Exercise: Repeat the records verbatim and leave the pictures out of your copy.

Start Material supplied

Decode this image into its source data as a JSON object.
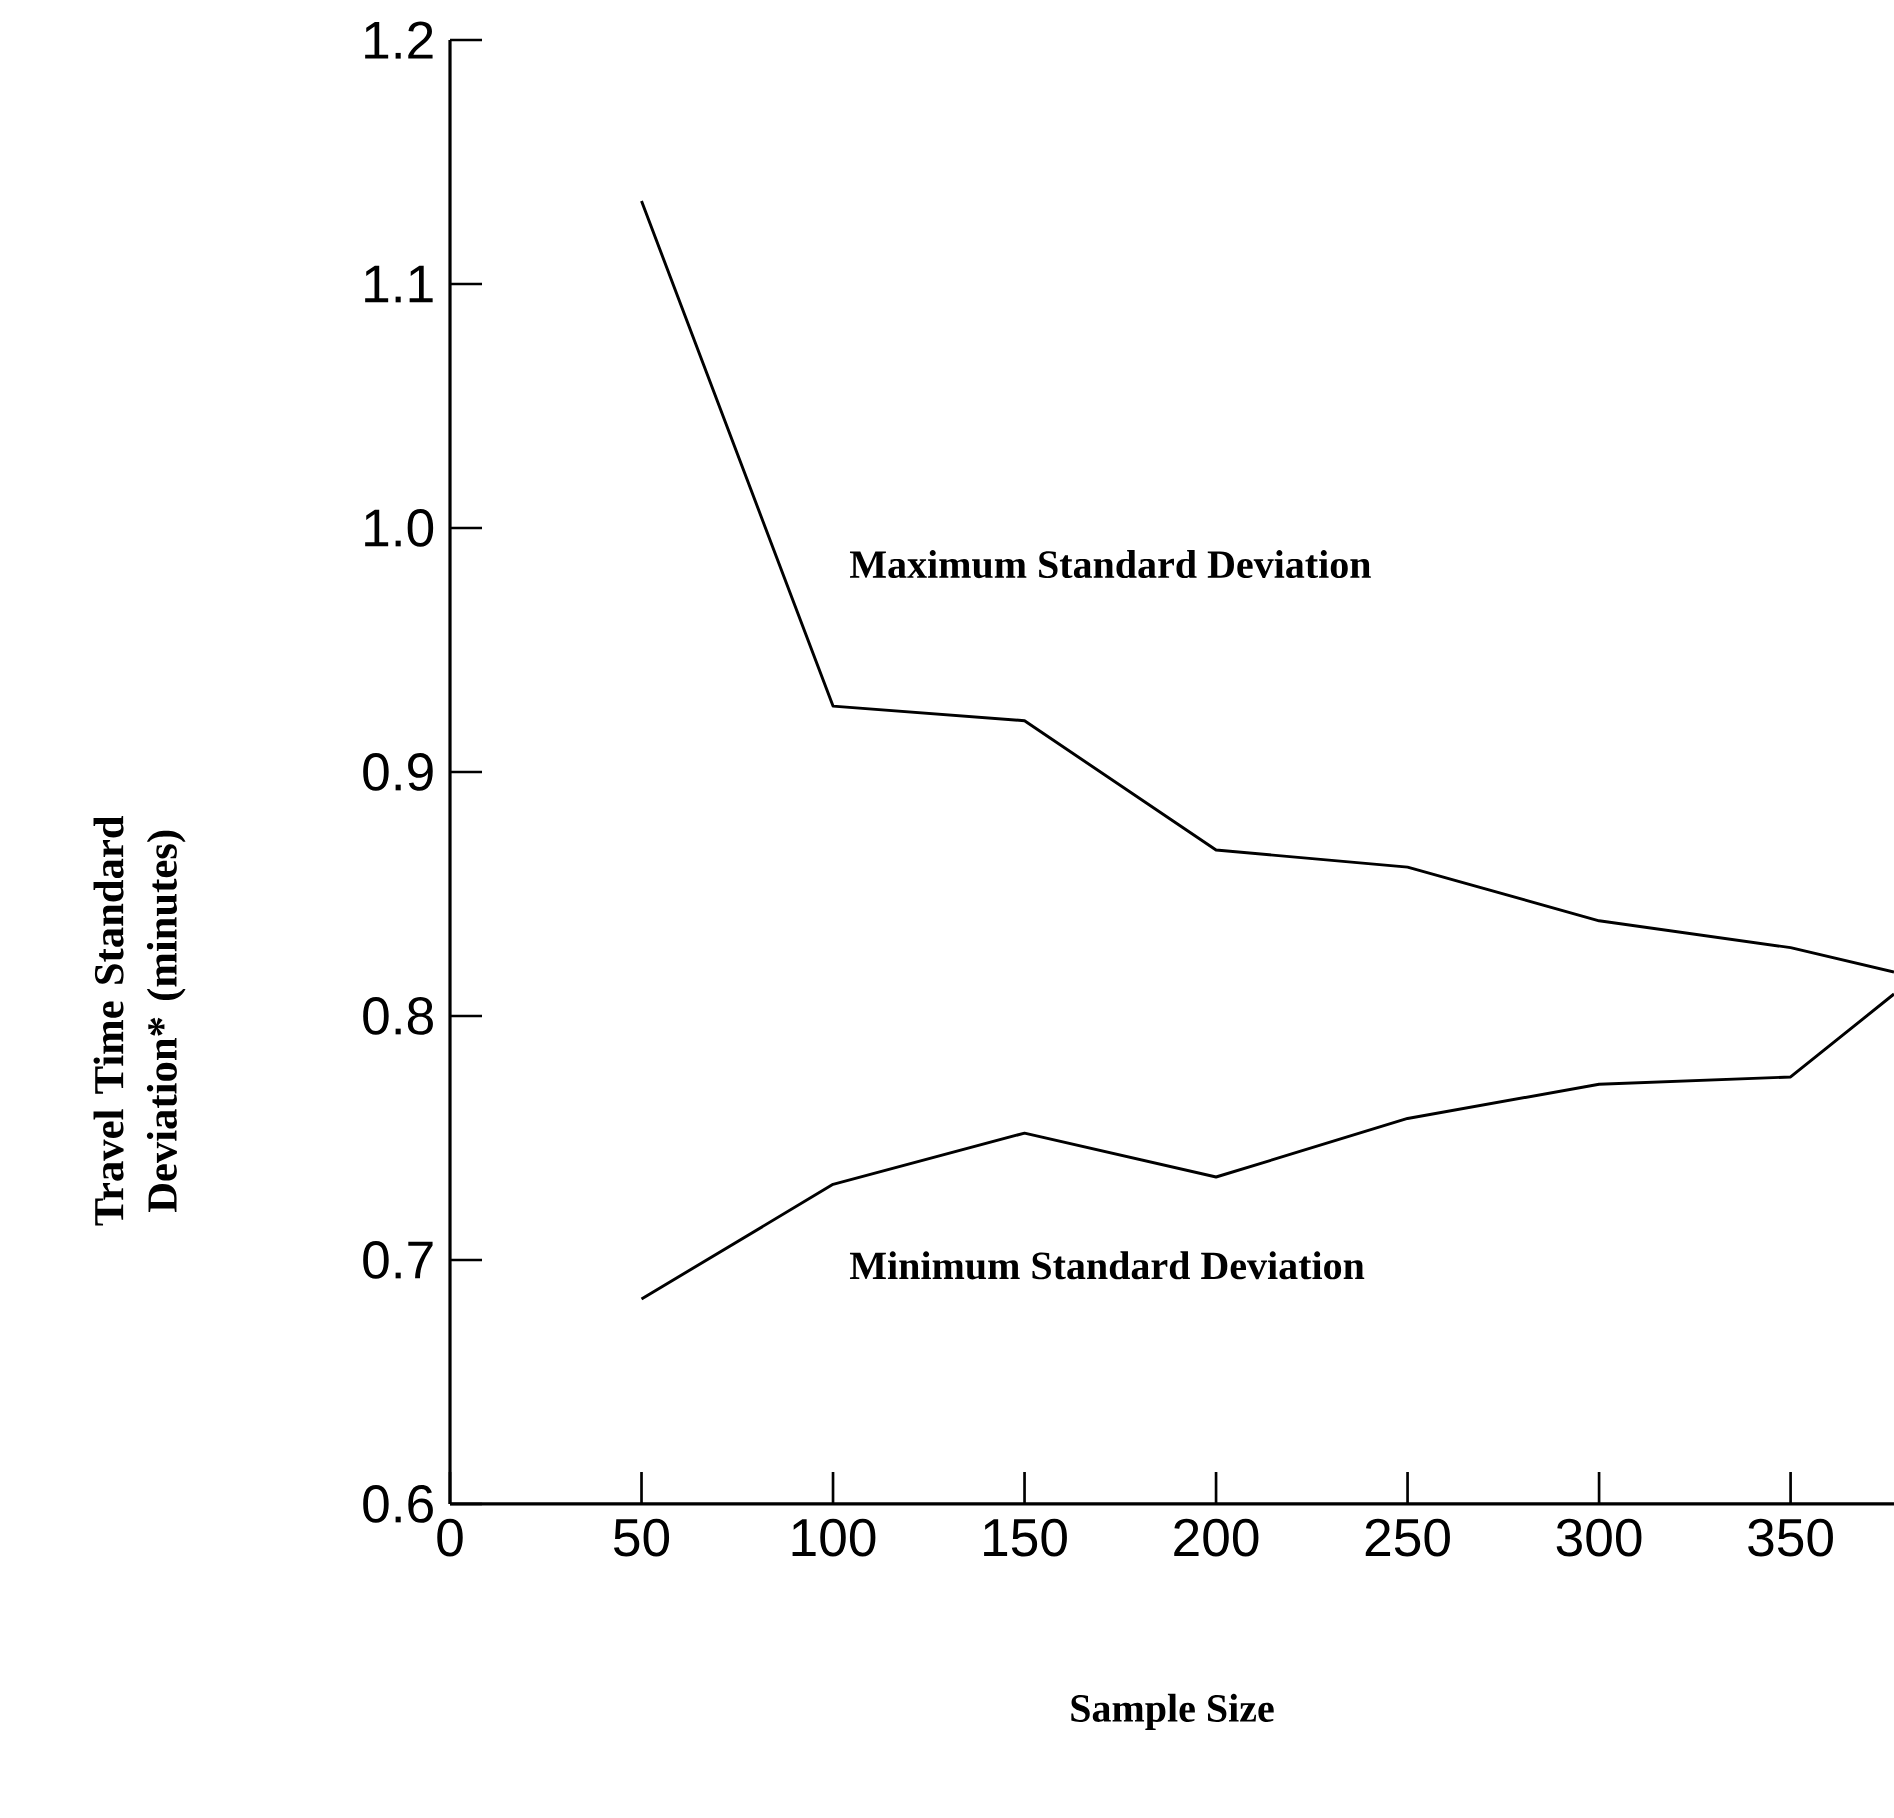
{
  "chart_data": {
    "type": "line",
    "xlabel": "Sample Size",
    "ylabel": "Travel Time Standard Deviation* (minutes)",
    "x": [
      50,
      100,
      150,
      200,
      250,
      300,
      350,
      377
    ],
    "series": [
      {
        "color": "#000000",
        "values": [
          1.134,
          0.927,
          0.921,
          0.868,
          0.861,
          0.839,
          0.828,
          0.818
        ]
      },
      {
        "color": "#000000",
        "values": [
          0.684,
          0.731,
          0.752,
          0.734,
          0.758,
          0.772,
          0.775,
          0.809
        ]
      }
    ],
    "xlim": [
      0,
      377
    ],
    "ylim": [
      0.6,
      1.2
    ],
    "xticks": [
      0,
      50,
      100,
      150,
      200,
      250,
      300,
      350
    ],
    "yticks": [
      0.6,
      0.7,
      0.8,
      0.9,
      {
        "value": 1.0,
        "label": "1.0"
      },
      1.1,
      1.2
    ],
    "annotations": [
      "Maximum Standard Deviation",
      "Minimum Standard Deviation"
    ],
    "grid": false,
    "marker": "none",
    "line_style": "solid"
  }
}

End Material supplied

Answer:
Decode this image into its source data as a JSON object.
{
  "chart_data": {
    "type": "line",
    "xlabel": "Sample Size",
    "ylabel": "Travel Time Standard Deviation* (minutes)",
    "x": [
      50,
      100,
      150,
      200,
      250,
      300,
      350,
      377
    ],
    "series": [
      {
        "color": "#000000",
        "values": [
          1.134,
          0.927,
          0.921,
          0.868,
          0.861,
          0.839,
          0.828,
          0.818
        ]
      },
      {
        "color": "#000000",
        "values": [
          0.684,
          0.731,
          0.752,
          0.734,
          0.758,
          0.772,
          0.775,
          0.809
        ]
      }
    ],
    "xlim": [
      0,
      377
    ],
    "ylim": [
      0.6,
      1.2
    ],
    "xticks": [
      0,
      50,
      100,
      150,
      200,
      250,
      300,
      350
    ],
    "yticks": [
      0.6,
      0.7,
      0.8,
      0.9,
      {
        "value": 1.0,
        "label": "1.0"
      },
      1.1,
      1.2
    ],
    "annotations": [
      "Maximum Standard Deviation",
      "Minimum Standard Deviation"
    ],
    "grid": false,
    "marker": "none",
    "line_style": "solid"
  }
}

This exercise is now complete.